Exercise task ::
Without omitting anything, retype the data that follows.

Stored entries

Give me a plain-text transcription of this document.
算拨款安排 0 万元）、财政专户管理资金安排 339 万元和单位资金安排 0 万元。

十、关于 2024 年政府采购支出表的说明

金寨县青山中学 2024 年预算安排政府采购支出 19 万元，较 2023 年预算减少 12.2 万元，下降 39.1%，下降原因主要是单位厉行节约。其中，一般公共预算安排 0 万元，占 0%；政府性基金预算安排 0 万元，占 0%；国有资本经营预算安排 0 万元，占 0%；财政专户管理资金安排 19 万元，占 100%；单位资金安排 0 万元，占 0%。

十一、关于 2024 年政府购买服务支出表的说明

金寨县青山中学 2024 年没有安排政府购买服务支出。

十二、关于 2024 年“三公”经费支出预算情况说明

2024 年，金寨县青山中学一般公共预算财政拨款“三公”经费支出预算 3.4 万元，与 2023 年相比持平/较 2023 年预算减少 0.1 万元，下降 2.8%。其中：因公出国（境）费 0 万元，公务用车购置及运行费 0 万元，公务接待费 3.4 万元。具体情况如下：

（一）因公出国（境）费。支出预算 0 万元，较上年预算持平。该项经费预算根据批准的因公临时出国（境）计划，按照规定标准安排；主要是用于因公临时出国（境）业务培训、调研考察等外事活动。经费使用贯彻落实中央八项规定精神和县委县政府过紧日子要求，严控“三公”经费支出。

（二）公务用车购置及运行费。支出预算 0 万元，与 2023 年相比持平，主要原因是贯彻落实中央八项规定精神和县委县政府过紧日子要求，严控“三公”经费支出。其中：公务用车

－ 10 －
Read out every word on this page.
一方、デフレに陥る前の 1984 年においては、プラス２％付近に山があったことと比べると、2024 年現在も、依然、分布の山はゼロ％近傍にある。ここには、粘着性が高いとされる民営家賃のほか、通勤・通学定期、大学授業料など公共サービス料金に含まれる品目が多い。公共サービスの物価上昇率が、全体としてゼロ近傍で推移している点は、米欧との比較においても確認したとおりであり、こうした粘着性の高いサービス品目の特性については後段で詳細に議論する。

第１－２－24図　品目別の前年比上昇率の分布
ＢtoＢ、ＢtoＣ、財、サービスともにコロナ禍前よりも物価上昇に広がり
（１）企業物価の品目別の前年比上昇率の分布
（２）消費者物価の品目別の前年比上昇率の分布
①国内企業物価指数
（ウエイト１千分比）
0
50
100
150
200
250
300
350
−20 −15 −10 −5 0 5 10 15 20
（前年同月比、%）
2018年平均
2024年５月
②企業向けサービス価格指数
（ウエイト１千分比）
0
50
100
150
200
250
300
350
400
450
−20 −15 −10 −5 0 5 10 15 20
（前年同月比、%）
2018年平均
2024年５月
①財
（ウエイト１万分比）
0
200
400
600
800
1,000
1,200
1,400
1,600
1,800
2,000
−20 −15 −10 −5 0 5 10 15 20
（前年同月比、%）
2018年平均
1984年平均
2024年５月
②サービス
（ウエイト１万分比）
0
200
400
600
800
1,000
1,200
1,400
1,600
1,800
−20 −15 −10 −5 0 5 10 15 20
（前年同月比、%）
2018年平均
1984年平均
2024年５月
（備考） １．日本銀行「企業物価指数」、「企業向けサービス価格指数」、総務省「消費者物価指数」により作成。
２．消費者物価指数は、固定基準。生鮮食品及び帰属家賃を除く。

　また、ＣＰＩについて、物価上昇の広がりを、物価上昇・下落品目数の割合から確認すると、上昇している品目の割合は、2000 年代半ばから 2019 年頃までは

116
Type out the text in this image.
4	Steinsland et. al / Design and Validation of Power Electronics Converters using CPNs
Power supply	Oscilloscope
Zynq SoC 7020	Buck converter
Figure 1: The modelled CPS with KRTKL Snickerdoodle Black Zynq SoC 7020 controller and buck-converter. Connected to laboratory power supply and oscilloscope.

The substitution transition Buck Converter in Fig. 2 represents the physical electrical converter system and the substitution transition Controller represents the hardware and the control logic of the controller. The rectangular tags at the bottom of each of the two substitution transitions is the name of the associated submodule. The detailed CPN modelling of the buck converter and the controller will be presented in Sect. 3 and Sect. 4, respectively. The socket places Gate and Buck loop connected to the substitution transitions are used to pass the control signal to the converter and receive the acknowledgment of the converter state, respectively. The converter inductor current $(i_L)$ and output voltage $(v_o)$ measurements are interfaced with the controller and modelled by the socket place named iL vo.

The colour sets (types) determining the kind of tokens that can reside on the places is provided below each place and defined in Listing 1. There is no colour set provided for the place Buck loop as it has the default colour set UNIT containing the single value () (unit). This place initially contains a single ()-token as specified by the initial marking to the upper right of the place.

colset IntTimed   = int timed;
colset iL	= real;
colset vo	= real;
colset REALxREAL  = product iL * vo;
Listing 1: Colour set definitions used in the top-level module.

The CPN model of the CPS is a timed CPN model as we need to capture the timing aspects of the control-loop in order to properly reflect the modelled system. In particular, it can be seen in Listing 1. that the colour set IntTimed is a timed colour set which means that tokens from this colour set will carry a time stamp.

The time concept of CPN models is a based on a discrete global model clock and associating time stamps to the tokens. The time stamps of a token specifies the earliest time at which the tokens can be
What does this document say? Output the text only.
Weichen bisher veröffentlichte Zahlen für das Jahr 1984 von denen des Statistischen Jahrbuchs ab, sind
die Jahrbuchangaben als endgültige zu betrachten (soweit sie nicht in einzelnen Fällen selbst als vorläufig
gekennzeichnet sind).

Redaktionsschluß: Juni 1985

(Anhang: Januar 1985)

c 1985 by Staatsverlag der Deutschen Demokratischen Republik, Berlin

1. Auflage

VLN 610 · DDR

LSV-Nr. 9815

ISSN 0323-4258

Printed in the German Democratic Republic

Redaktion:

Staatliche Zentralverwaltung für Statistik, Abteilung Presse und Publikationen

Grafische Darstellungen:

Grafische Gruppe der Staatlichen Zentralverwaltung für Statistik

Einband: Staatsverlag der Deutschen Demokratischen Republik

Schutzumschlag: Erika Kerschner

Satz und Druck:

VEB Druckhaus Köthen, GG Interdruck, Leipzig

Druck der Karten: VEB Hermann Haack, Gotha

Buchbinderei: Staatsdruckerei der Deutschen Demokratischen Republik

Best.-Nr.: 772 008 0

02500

Solved problem ::
Give me a plain-text transcription of this document.
算拨款安排 0 万元）、财政专户管理资金安排 339 万元和单位资金安排 0 万元。

十、关于 2024 年政府采购支出表的说明

金寨县青山中学 2024 年预算安排政府采购支出 19 万元，较 2023 年预算减少 12.2 万元，下降 39.1%，下降原因主要是单位厉行节约。其中，一般公共预算安排 0 万元，占 0%；政府性基金预算安排 0 万元，占 0%；国有资本经营预算安排 0 万元，占 0%；财政专户管理资金安排 19 万元，占 100%；单位资金安排 0 万元，占 0%。

十一、关于 2024 年政府购买服务支出表的说明

金寨县青山中学 2024 年没有安排政府购买服务支出。

十二、关于 2024 年“三公”经费支出预算情况说明

2024 年，金寨县青山中学一般公共预算财政拨款“三公”经费支出预算 3.4 万元，与 2023 年相比持平/较 2023 年预算减少 0.1 万元，下降 2.8%。其中：因公出国（境）费 0 万元，公务用车购置及运行费 0 万元，公务接待费 3.4 万元。具体情况如下：

（一）因公出国（境）费。支出预算 0 万元，较上年预算持平。该项经费预算根据批准的因公临时出国（境）计划，按照规定标准安排；主要是用于因公临时出国（境）业务培训、调研考察等外事活动。经费使用贯彻落实中央八项规定精神和县委县政府过紧日子要求，严控“三公”经费支出。

（二）公务用车购置及运行费。支出预算 0 万元，与 2023 年相比持平，主要原因是贯彻落实中央八项规定精神和县委县政府过紧日子要求，严控“三公”经费支出。其中：公务用车

－ 10 －
Read out every word on this page.
一方、デフレに陥る前の 1984 年においては、プラス２％付近に山があったことと比べると、2024 年現在も、依然、分布の山はゼロ％近傍にある。ここには、粘着性が高いとされる民営家賃のほか、通勤・通学定期、大学授業料など公共サービス料金に含まれる品目が多い。公共サービスの物価上昇率が、全体としてゼロ近傍で推移している点は、米欧との比較においても確認したとおりであり、こうした粘着性の高いサービス品目の特性については後段で詳細に議論する。

第１－２－24図　品目別の前年比上昇率の分布
ＢtoＢ、ＢtoＣ、財、サービスともにコロナ禍前よりも物価上昇に広がり
（１）企業物価の品目別の前年比上昇率の分布
（２）消費者物価の品目別の前年比上昇率の分布
①国内企業物価指数
（ウエイト１千分比）
0
50
100
150
200
250
300
350
−20 −15 −10 −5 0 5 10 15 20
（前年同月比、%）
2018年平均
2024年５月
②企業向けサービス価格指数
（ウエイト１千分比）
0
50
100
150
200
250
300
350
400
450
−20 −15 −10 −5 0 5 10 15 20
（前年同月比、%）
2018年平均
2024年５月
①財
（ウエイト１万分比）
0
200
400
600
800
1,000
1,200
1,400
1,600
1,800
2,000
−20 −15 −10 −5 0 5 10 15 20
（前年同月比、%）
2018年平均
1984年平均
2024年５月
②サービス
（ウエイト１万分比）
0
200
400
600
800
1,000
1,200
1,400
1,600
1,800
−20 −15 −10 −5 0 5 10 15 20
（前年同月比、%）
2018年平均
1984年平均
2024年５月
（備考） １．日本銀行「企業物価指数」、「企業向けサービス価格指数」、総務省「消費者物価指数」により作成。
２．消費者物価指数は、固定基準。生鮮食品及び帰属家賃を除く。

　また、ＣＰＩについて、物価上昇の広がりを、物価上昇・下落品目数の割合から確認すると、上昇している品目の割合は、2000 年代半ばから 2019 年頃までは

116
Type out the text in this image.
4	Steinsland et. al / Design and Validation of Power Electronics Converters using CPNs
Power supply	Oscilloscope
Zynq SoC 7020	Buck converter
Figure 1: The modelled CPS with KRTKL Snickerdoodle Black Zynq SoC 7020 controller and buck-converter. Connected to laboratory power supply and oscilloscope.

The substitution transition Buck Converter in Fig. 2 represents the physical electrical converter system and the substitution transition Controller represents the hardware and the control logic of the controller. The rectangular tags at the bottom of each of the two substitution transitions is the name of the associated submodule. The detailed CPN modelling of the buck converter and the controller will be presented in Sect. 3 and Sect. 4, respectively. The socket places Gate and Buck loop connected to the substitution transitions are used to pass the control signal to the converter and receive the acknowledgment of the converter state, respectively. The converter inductor current $(i_L)$ and output voltage $(v_o)$ measurements are interfaced with the controller and modelled by the socket place named iL vo.

The colour sets (types) determining the kind of tokens that can reside on the places is provided below each place and defined in Listing 1. There is no colour set provided for the place Buck loop as it has the default colour set UNIT containing the single value () (unit). This place initially contains a single ()-token as specified by the initial marking to the upper right of the place.

colset IntTimed   = int timed;
colset iL	= real;
colset vo	= real;
colset REALxREAL  = product iL * vo;
Listing 1: Colour set definitions used in the top-level module.

The CPN model of the CPS is a timed CPN model as we need to capture the timing aspects of the control-loop in order to properly reflect the modelled system. In particular, it can be seen in Listing 1. that the colour set IntTimed is a timed colour set which means that tokens from this colour set will carry a time stamp.

The time concept of CPN models is a based on a discrete global model clock and associating time stamps to the tokens. The time stamps of a token specifies the earliest time at which the tokens can be
What does this document say? Output the text only.
Weichen bisher veröffentlichte Zahlen für das Jahr 1984 von denen des Statistischen Jahrbuchs ab, sind
die Jahrbuchangaben als endgültige zu betrachten (soweit sie nicht in einzelnen Fällen selbst als vorläufig
gekennzeichnet sind).

Redaktionsschluß: Juni 1985

(Anhang: Januar 1985)

c 1985 by Staatsverlag der Deutschen Demokratischen Republik, Berlin

1. Auflage

VLN 610 · DDR

LSV-Nr. 9815

ISSN 0323-4258

Printed in the German Democratic Republic

Redaktion:

Staatliche Zentralverwaltung für Statistik, Abteilung Presse und Publikationen

Grafische Darstellungen:

Grafische Gruppe der Staatlichen Zentralverwaltung für Statistik

Einband: Staatsverlag der Deutschen Demokratischen Republik

Schutzumschlag: Erika Kerschner

Satz und Druck:

VEB Druckhaus Köthen, GG Interdruck, Leipzig

Druck der Karten: VEB Hermann Haack, Gotha

Buchbinderei: Staatsdruckerei der Deutschen Demokratischen Republik

Best.-Nr.: 772 008 0

02500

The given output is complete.